▶ [PASSAGE SHOWN]:
________________________________________

There is a joke (not a funny one) about an economist seeing a
$100 bill on the ground. She walks past it. A friend asks: “Didn't
you see the money there?” The economist replies: “I thought I saw
something, but I must've imagined it. If there had been $100 on
the ground, someone would've picked it up.” We know that the
EMH is not strictly true, but the money could be there for two
different reasons. Maybe it is on a busy road and no one wants to
run into traffic. This is a risk premium. But maybe it is outside a
bar where drunks tend to drop money as they leave. This is an
inefficiency. There is also the possibility that the note was there
purely by luck.
It is often impossible to know whether a given opportunity is a risk
premium or an inefficiency, and a given opportunity will probably
be partially both. But it is important to try to differentiate. A risk
premium can be expected to persist: the counterparty is paying for
insurance against a risk. They may improve their pricing of the
insurance, but they will probably continue to pay something.

________________________________________

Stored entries
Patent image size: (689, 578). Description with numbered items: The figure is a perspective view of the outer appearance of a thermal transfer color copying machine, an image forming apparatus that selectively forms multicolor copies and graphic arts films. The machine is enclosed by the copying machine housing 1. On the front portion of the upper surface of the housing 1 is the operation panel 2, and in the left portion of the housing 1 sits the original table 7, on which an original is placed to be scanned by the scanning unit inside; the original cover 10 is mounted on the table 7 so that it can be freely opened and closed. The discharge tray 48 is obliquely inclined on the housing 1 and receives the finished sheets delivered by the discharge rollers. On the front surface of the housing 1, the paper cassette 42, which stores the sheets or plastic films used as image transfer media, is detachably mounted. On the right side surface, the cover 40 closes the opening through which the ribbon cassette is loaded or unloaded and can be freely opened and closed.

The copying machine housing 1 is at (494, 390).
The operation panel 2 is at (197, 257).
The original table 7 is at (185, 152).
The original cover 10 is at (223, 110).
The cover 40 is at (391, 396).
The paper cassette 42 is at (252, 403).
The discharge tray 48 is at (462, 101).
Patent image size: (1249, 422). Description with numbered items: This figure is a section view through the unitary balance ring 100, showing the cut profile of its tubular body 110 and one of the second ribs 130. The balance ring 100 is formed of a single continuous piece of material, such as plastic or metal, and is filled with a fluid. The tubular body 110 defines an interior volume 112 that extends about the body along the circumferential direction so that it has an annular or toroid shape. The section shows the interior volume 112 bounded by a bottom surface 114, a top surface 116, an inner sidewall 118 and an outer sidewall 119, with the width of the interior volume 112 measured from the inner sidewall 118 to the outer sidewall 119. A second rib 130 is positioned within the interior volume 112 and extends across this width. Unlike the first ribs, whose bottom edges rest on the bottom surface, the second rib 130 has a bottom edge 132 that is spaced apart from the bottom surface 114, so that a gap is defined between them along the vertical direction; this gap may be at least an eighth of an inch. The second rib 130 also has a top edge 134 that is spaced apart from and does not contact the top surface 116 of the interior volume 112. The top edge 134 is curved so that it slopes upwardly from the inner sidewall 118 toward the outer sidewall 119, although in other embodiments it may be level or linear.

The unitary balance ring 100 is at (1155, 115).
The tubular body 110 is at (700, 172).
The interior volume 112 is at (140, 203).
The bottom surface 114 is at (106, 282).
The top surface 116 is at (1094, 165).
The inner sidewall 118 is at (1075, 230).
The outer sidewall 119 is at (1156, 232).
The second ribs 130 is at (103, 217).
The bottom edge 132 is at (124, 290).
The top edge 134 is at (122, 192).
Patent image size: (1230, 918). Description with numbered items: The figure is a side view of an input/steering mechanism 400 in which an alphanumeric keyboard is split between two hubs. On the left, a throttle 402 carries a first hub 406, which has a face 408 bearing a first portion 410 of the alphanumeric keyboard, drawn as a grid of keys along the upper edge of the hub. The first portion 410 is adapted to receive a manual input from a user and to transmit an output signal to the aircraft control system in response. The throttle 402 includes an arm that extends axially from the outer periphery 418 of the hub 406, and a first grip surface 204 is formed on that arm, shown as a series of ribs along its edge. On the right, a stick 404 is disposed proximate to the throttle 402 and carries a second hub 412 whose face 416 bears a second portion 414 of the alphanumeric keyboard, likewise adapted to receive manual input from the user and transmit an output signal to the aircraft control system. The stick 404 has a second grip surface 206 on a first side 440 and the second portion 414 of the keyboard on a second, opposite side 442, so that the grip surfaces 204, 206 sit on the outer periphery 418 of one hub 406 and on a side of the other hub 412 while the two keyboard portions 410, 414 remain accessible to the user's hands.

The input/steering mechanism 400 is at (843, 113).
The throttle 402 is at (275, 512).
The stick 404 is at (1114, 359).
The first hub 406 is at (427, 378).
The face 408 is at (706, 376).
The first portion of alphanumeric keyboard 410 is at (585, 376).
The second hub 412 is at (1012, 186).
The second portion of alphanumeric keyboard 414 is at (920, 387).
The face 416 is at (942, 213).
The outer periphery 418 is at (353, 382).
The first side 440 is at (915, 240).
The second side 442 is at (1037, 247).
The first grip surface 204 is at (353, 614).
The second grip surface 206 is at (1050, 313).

________________________________________

▶ [GOALS]:
• 1. In the passage about the $100 bill, rewrite the part from "There is a joke" up to and including "purely by luck.", swapping "economist" for "statistician".
• 2. List every explanation the passage about the $100 bill gives for why the money might really be lying on the ground.

▶ [ANSWERS FOR THIS EXERCISE]:
• 1.
There is a joke (not a funny one) about an statistician seeing a
$100 bill on the ground. She walks past it. A friend asks: “Didn't
you see the money there?” The statistician replies: “I thought I saw
something, but I must've imagined it. If there had been $100 on
the ground, someone would've picked it up.” We know that the
EMH is not strictly true, but the money could be there for two
different reasons. Maybe it is on a busy road and no one wants to
run into traffic. This is a risk premium. But maybe it is outside a
bar where drunks tend to drop money as they leave. This is an
inefficiency. There is also the possibility that the note was there
purely by luck.

• 2.
- A risk premium: the bill is on a busy road, and no one wants to run into traffic.
- An inefficiency: the bill is outside a bar, where drunks tend to drop money as they leave.
- Pure luck.